DATA FOR THIS EXERCISE:
%%

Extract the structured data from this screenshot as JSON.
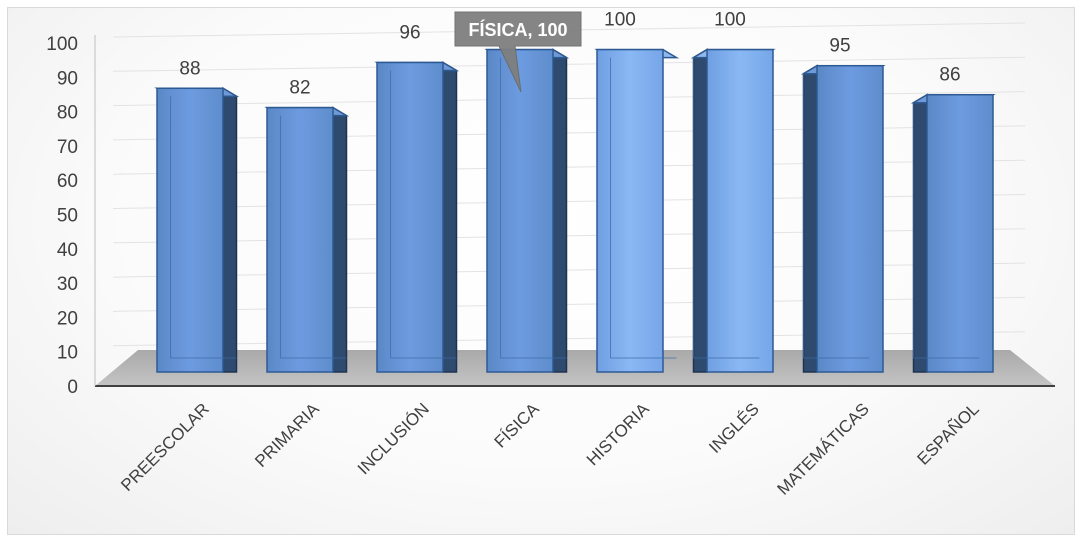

%%
%%

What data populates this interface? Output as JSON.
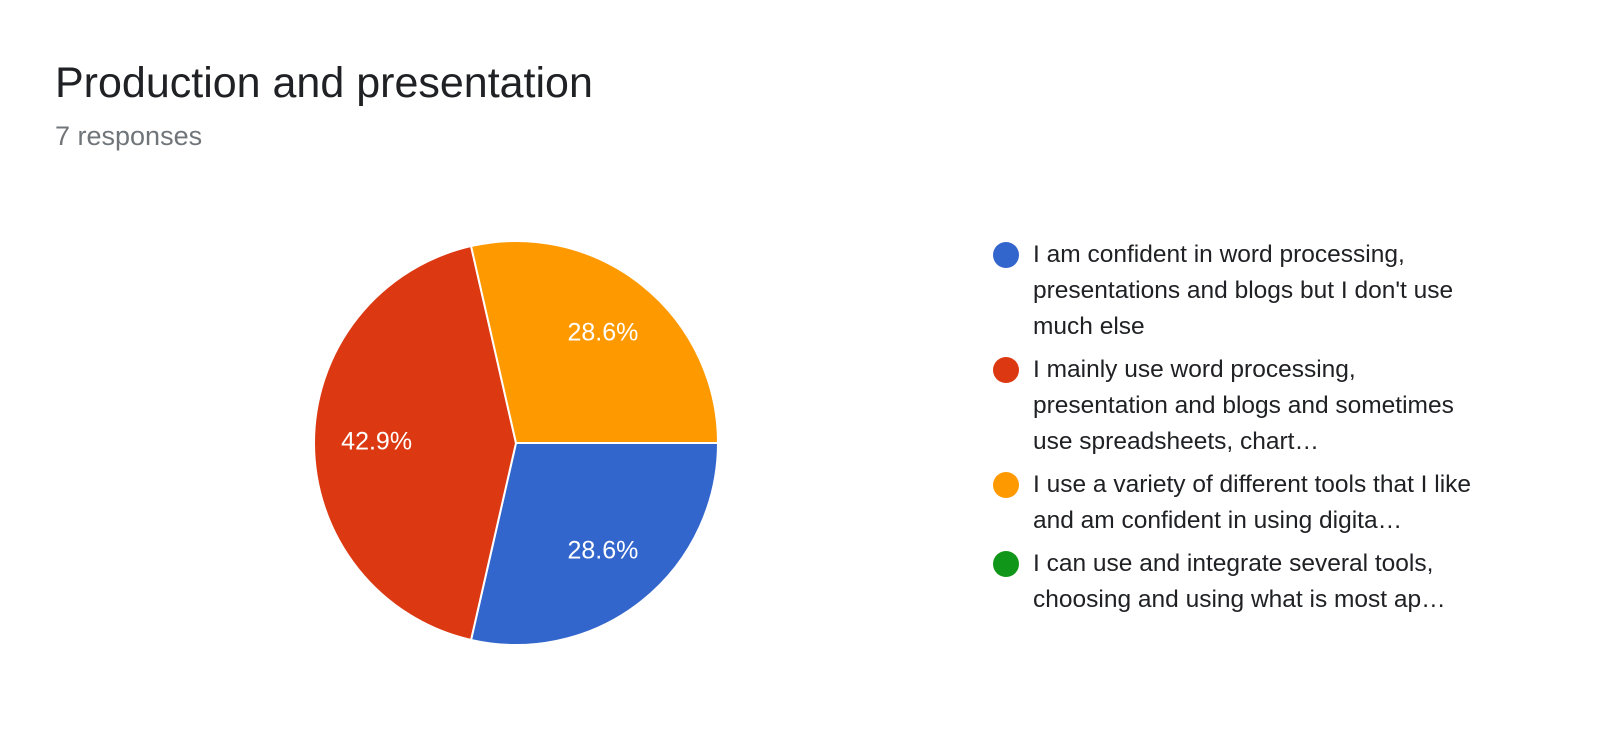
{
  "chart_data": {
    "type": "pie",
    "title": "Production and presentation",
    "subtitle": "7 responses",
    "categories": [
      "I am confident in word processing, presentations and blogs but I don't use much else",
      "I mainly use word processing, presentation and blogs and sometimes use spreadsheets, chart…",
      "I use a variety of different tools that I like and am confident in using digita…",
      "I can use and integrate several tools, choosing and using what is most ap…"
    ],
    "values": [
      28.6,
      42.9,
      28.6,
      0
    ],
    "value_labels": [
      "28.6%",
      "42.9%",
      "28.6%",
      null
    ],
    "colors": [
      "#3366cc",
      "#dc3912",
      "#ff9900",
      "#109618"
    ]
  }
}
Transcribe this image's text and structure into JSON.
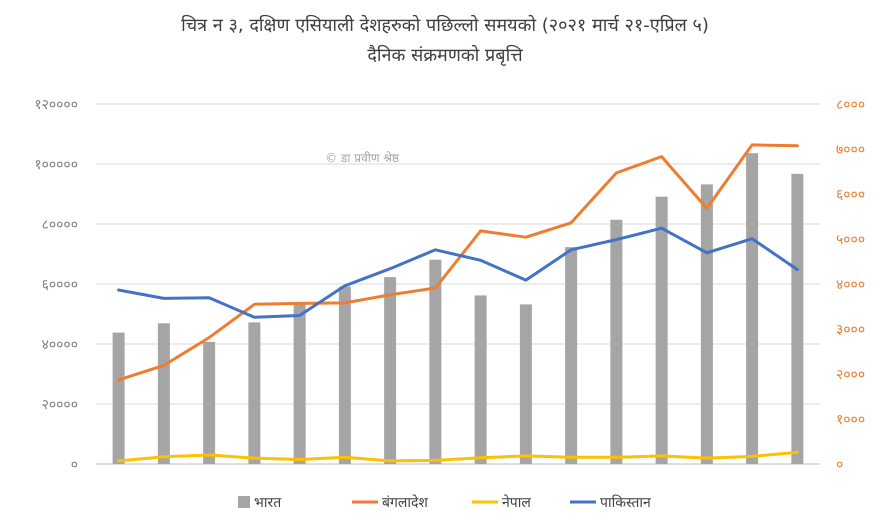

%%

OBJECTIVE: Give back, unchanged, each line from the one containing "What data populates" through the one containing "Transcribe this image's". Pictures are to be left out.

SOLUTION FOR THIS EXERCISE:
What data populates this interface? Output as JSON.
{
  "chart_data": {
    "type": "pie",
    "title": "Production and presentation",
    "subtitle": "7 responses",
    "categories": [
      "I am confident in word processing, presentations and blogs but I don't use much else",
      "I mainly use word processing, presentation and blogs and sometimes use spreadsheets, chart…",
      "I use a variety of different tools that I like and am confident in using digita…",
      "I can use and integrate several tools, choosing and using what is most ap…"
    ],
    "values": [
      28.6,
      42.9,
      28.6,
      0
    ],
    "value_labels": [
      "28.6%",
      "42.9%",
      "28.6%",
      null
    ],
    "colors": [
      "#3366cc",
      "#dc3912",
      "#ff9900",
      "#109618"
    ]
  }
}
Transcribe this image's text and structure into JSON.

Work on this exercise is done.